(Items from a dataset)
-=-=-=-=-
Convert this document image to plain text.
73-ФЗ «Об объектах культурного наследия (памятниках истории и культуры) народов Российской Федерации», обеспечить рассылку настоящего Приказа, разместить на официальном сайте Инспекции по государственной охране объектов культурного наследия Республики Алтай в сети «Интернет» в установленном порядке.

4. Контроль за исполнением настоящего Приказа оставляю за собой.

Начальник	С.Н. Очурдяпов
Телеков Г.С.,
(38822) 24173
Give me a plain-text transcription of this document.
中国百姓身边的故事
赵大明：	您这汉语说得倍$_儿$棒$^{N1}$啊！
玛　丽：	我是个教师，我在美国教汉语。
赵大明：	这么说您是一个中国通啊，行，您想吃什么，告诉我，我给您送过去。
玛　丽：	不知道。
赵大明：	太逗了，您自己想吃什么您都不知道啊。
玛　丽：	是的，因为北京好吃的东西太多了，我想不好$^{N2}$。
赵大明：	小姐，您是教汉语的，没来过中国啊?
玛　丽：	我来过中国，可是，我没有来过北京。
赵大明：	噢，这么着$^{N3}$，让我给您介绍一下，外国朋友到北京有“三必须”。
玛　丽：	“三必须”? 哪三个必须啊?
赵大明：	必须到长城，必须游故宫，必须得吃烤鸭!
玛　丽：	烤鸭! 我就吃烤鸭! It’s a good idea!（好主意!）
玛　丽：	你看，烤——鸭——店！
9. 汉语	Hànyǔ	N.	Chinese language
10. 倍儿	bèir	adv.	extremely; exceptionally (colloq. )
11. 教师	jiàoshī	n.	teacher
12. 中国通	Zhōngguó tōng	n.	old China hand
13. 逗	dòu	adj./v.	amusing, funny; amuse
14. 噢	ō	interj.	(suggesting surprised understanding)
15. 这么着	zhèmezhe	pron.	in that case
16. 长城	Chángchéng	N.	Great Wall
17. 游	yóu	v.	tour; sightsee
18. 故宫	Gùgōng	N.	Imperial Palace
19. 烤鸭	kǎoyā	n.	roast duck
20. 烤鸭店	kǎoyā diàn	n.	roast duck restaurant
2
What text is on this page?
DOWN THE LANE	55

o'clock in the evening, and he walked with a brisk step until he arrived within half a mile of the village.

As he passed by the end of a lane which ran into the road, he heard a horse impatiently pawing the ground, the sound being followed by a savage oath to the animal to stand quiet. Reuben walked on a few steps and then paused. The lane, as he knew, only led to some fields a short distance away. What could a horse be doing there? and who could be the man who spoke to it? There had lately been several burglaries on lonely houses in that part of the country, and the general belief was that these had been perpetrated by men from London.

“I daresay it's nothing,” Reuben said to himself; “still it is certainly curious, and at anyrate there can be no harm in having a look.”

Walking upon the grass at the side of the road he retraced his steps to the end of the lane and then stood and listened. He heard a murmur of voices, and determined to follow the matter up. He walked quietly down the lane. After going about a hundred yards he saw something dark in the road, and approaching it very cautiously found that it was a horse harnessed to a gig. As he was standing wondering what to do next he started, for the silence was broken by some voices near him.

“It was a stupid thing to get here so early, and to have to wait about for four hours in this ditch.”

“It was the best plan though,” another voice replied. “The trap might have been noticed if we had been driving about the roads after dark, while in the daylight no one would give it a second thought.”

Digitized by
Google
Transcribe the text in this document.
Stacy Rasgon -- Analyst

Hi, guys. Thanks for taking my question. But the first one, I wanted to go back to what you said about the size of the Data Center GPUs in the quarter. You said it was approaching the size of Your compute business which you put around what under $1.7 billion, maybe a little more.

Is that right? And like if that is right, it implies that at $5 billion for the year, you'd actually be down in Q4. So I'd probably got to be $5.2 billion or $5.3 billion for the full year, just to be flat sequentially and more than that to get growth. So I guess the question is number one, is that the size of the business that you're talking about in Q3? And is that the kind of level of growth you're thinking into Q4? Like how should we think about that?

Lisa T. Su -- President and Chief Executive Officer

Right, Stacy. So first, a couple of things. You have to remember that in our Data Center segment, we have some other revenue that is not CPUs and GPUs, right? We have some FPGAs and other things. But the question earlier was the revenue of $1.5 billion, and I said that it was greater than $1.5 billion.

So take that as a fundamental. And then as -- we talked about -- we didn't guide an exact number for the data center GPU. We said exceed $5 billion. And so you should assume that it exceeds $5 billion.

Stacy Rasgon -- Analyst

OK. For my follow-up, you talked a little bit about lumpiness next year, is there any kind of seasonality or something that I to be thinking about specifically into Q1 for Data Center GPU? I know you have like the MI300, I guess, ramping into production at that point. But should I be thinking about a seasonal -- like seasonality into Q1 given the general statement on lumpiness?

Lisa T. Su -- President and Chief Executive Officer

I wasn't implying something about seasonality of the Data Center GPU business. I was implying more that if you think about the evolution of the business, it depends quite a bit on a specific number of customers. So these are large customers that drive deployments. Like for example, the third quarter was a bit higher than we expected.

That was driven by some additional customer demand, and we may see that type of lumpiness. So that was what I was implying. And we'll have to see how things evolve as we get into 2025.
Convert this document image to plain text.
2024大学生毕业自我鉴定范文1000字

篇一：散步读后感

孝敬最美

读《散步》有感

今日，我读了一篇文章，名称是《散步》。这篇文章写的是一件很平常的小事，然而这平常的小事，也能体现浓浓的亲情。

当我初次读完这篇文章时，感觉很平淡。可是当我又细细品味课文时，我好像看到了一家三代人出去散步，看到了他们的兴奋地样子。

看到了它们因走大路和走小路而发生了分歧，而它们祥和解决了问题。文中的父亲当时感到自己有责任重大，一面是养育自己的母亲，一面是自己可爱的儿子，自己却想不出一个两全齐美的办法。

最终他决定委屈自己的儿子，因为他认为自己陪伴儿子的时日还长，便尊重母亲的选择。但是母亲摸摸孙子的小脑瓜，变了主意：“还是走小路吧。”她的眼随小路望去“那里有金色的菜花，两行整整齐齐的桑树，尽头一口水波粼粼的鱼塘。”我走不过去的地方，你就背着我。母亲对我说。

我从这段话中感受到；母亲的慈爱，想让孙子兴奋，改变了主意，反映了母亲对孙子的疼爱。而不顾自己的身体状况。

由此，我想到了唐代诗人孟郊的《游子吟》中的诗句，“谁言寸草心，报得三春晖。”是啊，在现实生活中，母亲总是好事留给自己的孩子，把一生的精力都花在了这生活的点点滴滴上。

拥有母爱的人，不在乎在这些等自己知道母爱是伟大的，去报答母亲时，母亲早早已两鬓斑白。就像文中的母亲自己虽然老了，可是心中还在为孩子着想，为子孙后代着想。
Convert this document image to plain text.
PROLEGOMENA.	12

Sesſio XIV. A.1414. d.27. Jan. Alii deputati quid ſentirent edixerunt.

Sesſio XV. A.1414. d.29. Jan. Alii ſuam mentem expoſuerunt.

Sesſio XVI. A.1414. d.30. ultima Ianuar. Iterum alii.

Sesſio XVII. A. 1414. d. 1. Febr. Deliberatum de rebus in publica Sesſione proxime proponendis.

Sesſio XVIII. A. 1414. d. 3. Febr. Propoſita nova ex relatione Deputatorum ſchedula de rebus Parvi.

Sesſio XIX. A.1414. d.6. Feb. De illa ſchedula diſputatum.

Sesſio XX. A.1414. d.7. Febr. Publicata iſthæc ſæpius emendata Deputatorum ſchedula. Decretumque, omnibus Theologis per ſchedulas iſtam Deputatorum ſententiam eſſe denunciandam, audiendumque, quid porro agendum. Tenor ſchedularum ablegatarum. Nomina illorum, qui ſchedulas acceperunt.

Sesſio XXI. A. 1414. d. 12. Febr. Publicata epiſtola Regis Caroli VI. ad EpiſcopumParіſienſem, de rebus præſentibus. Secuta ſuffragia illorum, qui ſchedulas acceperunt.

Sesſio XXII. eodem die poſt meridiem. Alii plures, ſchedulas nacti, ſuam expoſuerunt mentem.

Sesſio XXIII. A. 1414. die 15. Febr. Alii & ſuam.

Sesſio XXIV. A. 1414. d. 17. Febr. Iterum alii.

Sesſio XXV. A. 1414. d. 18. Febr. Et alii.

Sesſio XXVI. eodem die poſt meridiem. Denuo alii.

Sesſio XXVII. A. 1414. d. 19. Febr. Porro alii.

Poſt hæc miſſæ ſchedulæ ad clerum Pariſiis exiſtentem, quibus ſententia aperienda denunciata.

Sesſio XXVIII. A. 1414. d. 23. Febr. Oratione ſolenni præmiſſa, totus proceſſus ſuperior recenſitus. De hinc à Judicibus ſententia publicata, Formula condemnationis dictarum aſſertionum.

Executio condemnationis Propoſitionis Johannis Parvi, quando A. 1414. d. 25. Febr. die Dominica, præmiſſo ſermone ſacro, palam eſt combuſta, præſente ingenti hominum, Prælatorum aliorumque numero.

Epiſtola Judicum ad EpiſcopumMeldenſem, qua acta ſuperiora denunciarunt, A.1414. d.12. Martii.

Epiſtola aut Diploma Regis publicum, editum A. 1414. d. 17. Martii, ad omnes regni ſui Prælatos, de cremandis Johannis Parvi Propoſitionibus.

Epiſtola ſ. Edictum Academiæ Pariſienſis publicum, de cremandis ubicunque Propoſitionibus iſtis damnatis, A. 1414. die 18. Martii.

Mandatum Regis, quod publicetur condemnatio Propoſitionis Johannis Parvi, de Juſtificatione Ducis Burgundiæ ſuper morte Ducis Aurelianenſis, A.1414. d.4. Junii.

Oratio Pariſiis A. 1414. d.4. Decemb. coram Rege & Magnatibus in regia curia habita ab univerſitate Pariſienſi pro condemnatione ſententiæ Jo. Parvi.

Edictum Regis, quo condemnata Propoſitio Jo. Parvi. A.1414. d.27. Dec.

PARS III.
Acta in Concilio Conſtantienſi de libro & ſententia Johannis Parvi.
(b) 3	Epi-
-=-=-=-=-
List every line in the records above that contains the word "Martii".

Epiſtola Judicum ad EpiſcopumMeldenſem, qua acta ſuperiora denunciarunt, A.1414. d.12. Martii.
Epiſtola aut Diploma Regis publicum, editum A. 1414. d. 17. Martii, ad omnes regni ſui Prælatos, de cremandis Johannis Parvi Propoſitionibus.
Epiſtola ſ. Edictum Academiæ Pariſienſis publicum, de cremandis ubicunque Propoſitionibus iſtis damnatis, A. 1414. die 18. Martii.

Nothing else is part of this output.